---- Dataset records
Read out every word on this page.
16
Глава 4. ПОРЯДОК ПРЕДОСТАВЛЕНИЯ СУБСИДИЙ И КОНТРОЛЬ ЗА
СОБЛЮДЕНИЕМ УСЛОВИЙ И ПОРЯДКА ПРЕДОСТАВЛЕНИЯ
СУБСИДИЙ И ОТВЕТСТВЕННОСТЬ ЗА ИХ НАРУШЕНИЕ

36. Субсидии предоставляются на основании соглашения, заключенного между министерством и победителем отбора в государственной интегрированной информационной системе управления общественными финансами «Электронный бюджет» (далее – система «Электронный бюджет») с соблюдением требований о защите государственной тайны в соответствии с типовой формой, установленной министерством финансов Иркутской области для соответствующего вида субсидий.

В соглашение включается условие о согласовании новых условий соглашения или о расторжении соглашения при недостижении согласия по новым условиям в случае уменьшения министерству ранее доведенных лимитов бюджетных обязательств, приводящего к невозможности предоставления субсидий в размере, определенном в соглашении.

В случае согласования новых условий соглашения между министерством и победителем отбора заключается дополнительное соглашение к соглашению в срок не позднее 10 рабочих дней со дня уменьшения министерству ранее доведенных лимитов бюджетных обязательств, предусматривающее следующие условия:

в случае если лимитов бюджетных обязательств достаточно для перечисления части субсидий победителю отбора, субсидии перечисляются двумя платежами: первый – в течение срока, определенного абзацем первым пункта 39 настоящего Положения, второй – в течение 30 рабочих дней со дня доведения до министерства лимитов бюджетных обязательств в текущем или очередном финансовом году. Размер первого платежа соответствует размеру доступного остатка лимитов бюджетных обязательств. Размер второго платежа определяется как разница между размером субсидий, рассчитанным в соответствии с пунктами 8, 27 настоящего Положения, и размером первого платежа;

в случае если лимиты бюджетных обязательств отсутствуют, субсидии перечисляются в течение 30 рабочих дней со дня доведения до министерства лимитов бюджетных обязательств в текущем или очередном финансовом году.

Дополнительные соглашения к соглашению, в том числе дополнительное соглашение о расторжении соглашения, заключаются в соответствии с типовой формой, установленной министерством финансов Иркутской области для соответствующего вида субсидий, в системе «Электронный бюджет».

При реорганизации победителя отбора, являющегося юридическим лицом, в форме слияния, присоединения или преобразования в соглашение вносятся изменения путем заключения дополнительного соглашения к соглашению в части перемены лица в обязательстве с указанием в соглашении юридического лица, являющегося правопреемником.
--------
Exercise objective: Your task is to retype all of the records exactly.

Finished answer:
Read out every word on this page.
16
Глава 4. ПОРЯДОК ПРЕДОСТАВЛЕНИЯ СУБСИДИЙ И КОНТРОЛЬ ЗА
СОБЛЮДЕНИЕМ УСЛОВИЙ И ПОРЯДКА ПРЕДОСТАВЛЕНИЯ
СУБСИДИЙ И ОТВЕТСТВЕННОСТЬ ЗА ИХ НАРУШЕНИЕ

36. Субсидии предоставляются на основании соглашения, заключенного между министерством и победителем отбора в государственной интегрированной информационной системе управления общественными финансами «Электронный бюджет» (далее – система «Электронный бюджет») с соблюдением требований о защите государственной тайны в соответствии с типовой формой, установленной министерством финансов Иркутской области для соответствующего вида субсидий.

В соглашение включается условие о согласовании новых условий соглашения или о расторжении соглашения при недостижении согласия по новым условиям в случае уменьшения министерству ранее доведенных лимитов бюджетных обязательств, приводящего к невозможности предоставления субсидий в размере, определенном в соглашении.

В случае согласования новых условий соглашения между министерством и победителем отбора заключается дополнительное соглашение к соглашению в срок не позднее 10 рабочих дней со дня уменьшения министерству ранее доведенных лимитов бюджетных обязательств, предусматривающее следующие условия:

в случае если лимитов бюджетных обязательств достаточно для перечисления части субсидий победителю отбора, субсидии перечисляются двумя платежами: первый – в течение срока, определенного абзацем первым пункта 39 настоящего Положения, второй – в течение 30 рабочих дней со дня доведения до министерства лимитов бюджетных обязательств в текущем или очередном финансовом году. Размер первого платежа соответствует размеру доступного остатка лимитов бюджетных обязательств. Размер второго платежа определяется как разница между размером субсидий, рассчитанным в соответствии с пунктами 8, 27 настоящего Положения, и размером первого платежа;

в случае если лимиты бюджетных обязательств отсутствуют, субсидии перечисляются в течение 30 рабочих дней со дня доведения до министерства лимитов бюджетных обязательств в текущем или очередном финансовом году.

Дополнительные соглашения к соглашению, в том числе дополнительное соглашение о расторжении соглашения, заключаются в соответствии с типовой формой, установленной министерством финансов Иркутской области для соответствующего вида субсидий, в системе «Электронный бюджет».

При реорганизации победителя отбора, являющегося юридическим лицом, в форме слияния, присоединения или преобразования в соглашение вносятся изменения путем заключения дополнительного соглашения к соглашению в части перемены лица в обязательстве с указанием в соглашении юридического лица, являющегося правопреемником.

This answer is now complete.